Directions for this task. Write out all lines holding the word "bets".

Stored rows.
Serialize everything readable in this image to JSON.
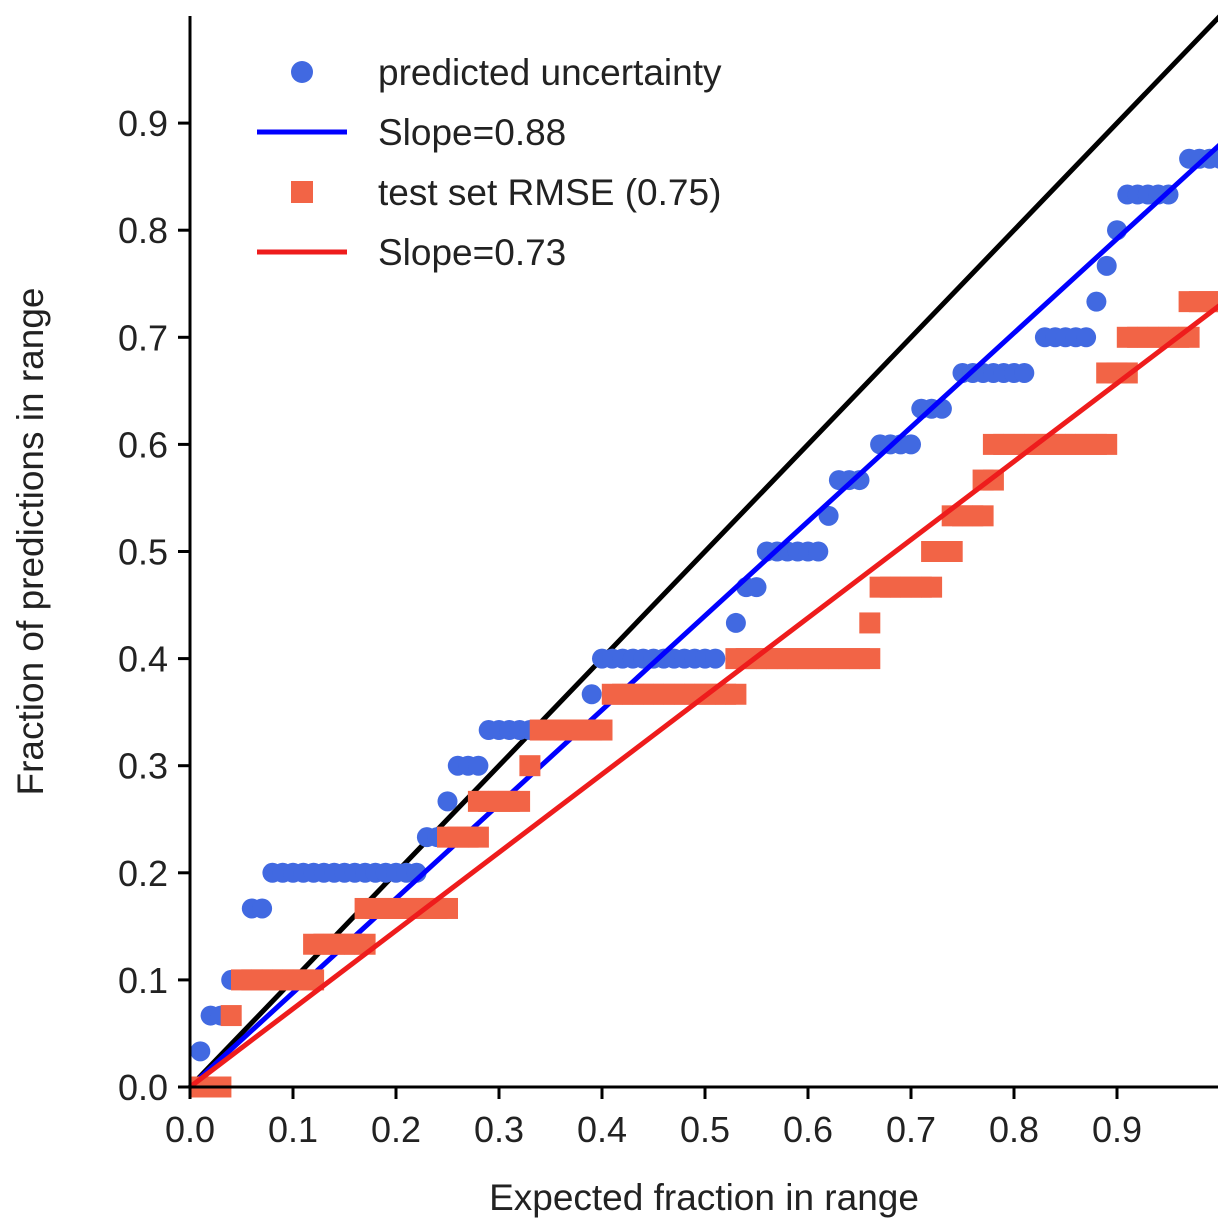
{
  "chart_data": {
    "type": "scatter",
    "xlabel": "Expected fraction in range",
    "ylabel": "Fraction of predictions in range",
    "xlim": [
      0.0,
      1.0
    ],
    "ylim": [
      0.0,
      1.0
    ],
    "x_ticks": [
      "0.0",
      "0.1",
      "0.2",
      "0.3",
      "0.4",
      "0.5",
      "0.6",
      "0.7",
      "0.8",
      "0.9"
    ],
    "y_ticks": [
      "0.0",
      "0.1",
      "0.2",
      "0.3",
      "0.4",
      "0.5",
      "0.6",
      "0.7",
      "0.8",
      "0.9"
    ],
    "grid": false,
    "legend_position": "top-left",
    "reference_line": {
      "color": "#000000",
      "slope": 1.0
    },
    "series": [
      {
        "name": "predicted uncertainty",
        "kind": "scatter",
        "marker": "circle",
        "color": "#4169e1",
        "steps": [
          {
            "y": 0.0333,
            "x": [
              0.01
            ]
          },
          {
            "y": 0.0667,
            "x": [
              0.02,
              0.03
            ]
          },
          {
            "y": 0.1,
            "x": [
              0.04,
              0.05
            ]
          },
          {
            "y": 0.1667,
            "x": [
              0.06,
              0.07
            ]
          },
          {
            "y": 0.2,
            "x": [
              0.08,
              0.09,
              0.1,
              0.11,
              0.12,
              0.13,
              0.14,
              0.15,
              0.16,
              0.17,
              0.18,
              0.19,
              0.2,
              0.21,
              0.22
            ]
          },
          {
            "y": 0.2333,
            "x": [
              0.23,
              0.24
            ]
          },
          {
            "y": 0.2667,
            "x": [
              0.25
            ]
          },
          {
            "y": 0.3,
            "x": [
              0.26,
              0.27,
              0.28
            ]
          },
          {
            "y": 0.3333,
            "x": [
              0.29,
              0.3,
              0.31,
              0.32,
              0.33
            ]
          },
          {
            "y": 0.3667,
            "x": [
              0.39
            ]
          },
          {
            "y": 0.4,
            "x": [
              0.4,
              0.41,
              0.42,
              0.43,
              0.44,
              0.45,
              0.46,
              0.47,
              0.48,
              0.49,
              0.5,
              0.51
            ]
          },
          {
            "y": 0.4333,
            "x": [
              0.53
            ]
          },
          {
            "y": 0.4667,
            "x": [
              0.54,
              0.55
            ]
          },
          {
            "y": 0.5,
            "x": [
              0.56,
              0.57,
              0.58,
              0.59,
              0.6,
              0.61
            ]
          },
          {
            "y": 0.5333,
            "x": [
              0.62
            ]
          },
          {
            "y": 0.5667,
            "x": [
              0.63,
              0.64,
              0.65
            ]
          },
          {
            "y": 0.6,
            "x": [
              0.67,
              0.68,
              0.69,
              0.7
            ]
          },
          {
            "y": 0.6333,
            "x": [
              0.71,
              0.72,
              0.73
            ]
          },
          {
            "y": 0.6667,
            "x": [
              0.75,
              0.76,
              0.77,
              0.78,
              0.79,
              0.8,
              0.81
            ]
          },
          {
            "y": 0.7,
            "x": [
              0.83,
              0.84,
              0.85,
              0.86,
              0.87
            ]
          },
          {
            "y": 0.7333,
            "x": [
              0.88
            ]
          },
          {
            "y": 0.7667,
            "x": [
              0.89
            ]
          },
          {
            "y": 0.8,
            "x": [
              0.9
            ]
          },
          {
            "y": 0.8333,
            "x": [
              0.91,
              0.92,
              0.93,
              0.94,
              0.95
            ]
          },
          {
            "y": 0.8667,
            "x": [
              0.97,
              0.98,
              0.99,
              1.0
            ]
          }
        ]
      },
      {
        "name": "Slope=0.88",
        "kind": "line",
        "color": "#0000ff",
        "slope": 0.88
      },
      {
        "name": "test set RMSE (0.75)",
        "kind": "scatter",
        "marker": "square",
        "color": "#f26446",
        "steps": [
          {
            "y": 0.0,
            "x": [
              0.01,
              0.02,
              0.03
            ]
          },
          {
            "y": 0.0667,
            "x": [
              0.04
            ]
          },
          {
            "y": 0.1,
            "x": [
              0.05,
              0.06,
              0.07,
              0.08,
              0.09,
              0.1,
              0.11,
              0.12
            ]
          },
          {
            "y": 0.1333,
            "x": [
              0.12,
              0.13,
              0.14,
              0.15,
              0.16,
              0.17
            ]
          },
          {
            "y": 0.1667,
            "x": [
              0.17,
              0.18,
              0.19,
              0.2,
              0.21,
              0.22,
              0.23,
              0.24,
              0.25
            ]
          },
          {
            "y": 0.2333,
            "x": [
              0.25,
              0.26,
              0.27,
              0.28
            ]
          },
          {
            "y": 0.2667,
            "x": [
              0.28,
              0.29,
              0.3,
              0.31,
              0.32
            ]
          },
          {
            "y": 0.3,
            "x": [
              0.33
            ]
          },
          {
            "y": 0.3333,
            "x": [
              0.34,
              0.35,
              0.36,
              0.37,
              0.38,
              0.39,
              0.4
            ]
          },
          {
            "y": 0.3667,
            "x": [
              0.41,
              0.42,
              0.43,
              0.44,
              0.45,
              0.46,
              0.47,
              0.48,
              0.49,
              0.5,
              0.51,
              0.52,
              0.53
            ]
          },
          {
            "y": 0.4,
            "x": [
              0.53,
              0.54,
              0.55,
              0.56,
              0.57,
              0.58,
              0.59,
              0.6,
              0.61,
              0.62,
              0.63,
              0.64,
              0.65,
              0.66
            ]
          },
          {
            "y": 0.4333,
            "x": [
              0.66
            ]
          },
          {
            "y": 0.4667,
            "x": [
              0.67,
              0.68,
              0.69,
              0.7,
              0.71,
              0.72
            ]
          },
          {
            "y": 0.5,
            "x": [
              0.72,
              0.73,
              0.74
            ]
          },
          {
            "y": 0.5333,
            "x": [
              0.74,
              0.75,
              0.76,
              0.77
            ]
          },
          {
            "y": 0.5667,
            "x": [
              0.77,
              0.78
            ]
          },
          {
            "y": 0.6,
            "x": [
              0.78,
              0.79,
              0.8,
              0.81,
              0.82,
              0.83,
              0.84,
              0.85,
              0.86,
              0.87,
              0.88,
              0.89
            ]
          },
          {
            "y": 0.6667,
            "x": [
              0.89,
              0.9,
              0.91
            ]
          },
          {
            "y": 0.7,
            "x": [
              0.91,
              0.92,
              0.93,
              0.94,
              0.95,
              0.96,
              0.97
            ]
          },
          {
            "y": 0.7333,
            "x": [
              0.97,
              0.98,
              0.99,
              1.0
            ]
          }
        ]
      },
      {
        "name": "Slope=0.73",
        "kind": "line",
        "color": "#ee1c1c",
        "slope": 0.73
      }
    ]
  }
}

--

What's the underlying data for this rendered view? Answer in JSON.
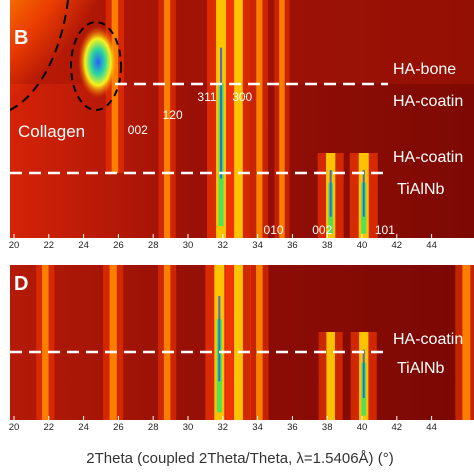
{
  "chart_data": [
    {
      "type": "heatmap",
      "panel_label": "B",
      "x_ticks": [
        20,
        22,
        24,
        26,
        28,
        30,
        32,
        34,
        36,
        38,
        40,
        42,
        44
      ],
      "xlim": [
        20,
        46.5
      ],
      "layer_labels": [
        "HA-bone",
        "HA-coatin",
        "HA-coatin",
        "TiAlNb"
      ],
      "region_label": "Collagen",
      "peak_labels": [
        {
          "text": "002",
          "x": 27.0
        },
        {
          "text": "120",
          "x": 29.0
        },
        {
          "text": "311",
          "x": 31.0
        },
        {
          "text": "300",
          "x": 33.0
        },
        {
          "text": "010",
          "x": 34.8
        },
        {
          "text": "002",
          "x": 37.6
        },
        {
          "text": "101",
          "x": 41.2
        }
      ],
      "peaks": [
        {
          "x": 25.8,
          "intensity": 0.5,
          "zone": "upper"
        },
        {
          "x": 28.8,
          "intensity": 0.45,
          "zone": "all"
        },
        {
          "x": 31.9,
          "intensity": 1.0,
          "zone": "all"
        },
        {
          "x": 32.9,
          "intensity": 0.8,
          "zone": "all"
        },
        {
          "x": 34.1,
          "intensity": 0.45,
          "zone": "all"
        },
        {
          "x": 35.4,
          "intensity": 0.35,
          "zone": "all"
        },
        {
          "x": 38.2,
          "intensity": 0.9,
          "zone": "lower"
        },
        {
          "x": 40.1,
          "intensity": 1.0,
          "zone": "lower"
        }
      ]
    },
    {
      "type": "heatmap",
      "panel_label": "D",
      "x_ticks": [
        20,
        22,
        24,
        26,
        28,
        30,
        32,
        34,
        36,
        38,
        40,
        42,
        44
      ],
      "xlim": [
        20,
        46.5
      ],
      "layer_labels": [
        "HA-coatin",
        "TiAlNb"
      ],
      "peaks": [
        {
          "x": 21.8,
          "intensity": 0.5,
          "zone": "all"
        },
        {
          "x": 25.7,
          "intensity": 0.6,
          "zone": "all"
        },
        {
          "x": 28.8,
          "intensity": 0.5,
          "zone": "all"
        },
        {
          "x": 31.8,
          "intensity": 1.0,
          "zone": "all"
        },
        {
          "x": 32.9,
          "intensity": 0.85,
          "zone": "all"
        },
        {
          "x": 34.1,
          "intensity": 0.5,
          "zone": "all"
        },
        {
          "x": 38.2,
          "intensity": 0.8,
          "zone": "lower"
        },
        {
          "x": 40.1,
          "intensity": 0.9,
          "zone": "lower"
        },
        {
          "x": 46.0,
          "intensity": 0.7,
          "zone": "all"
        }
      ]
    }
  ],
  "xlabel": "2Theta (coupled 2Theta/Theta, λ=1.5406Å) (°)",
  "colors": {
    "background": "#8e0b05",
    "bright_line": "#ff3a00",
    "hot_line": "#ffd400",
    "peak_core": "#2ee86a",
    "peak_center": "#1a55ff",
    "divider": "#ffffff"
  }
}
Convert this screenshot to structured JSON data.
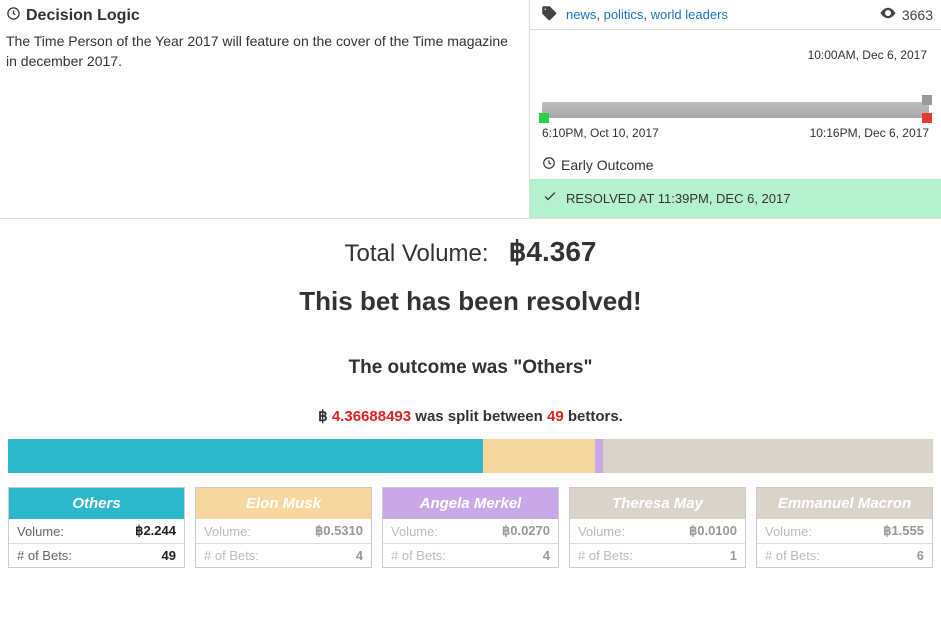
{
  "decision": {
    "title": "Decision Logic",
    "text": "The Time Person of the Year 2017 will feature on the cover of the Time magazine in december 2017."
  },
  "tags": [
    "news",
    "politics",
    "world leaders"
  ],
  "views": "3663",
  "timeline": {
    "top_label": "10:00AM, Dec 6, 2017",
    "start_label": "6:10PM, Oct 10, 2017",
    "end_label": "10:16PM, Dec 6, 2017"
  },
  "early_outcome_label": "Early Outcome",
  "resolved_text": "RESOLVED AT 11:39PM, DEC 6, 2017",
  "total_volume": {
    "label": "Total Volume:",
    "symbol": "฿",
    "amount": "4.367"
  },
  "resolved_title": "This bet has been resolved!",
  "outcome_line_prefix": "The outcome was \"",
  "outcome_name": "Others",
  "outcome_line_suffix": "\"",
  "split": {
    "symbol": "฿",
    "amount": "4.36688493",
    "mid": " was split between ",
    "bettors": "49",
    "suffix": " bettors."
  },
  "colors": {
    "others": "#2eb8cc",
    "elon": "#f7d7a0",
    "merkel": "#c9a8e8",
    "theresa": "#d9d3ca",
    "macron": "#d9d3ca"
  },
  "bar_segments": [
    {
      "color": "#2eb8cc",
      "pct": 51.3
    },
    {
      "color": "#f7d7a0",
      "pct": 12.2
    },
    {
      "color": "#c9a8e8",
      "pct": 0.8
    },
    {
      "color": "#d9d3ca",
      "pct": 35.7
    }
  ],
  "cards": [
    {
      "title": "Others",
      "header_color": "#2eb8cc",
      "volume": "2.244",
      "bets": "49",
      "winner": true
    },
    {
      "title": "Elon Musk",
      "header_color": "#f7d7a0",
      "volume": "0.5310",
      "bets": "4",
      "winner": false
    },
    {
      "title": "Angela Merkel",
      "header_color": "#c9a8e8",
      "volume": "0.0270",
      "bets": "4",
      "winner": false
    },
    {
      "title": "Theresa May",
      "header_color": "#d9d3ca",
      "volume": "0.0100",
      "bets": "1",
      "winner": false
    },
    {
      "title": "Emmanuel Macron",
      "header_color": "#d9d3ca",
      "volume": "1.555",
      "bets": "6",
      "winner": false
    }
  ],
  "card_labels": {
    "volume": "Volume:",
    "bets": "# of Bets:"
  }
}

...

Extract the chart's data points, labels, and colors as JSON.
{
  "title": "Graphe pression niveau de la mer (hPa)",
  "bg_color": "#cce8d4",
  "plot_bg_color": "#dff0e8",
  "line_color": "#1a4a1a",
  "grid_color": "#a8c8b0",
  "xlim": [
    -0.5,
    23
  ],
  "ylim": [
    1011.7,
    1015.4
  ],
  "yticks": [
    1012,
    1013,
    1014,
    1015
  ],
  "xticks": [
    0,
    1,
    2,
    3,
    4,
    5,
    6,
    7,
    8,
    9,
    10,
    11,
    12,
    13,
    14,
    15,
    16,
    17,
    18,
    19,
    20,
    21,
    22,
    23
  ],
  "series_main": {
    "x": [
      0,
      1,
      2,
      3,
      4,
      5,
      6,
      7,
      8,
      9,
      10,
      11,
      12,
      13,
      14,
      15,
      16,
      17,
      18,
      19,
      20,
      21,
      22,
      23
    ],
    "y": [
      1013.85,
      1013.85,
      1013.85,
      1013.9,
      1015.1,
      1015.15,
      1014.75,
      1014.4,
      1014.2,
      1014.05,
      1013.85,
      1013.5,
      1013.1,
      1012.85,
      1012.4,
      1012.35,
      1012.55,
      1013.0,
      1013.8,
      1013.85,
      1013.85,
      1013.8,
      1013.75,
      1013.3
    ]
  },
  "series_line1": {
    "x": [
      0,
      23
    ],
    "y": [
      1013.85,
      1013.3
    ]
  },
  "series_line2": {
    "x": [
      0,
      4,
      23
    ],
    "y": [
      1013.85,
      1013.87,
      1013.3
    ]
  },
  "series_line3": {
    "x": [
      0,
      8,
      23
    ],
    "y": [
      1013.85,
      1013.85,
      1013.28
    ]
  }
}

Task result.
      "bets": "49",
      "bets": "4",
      "bets": "4",
      "bets": "1",
      "bets": "6",
    "bets": "# of Bets:"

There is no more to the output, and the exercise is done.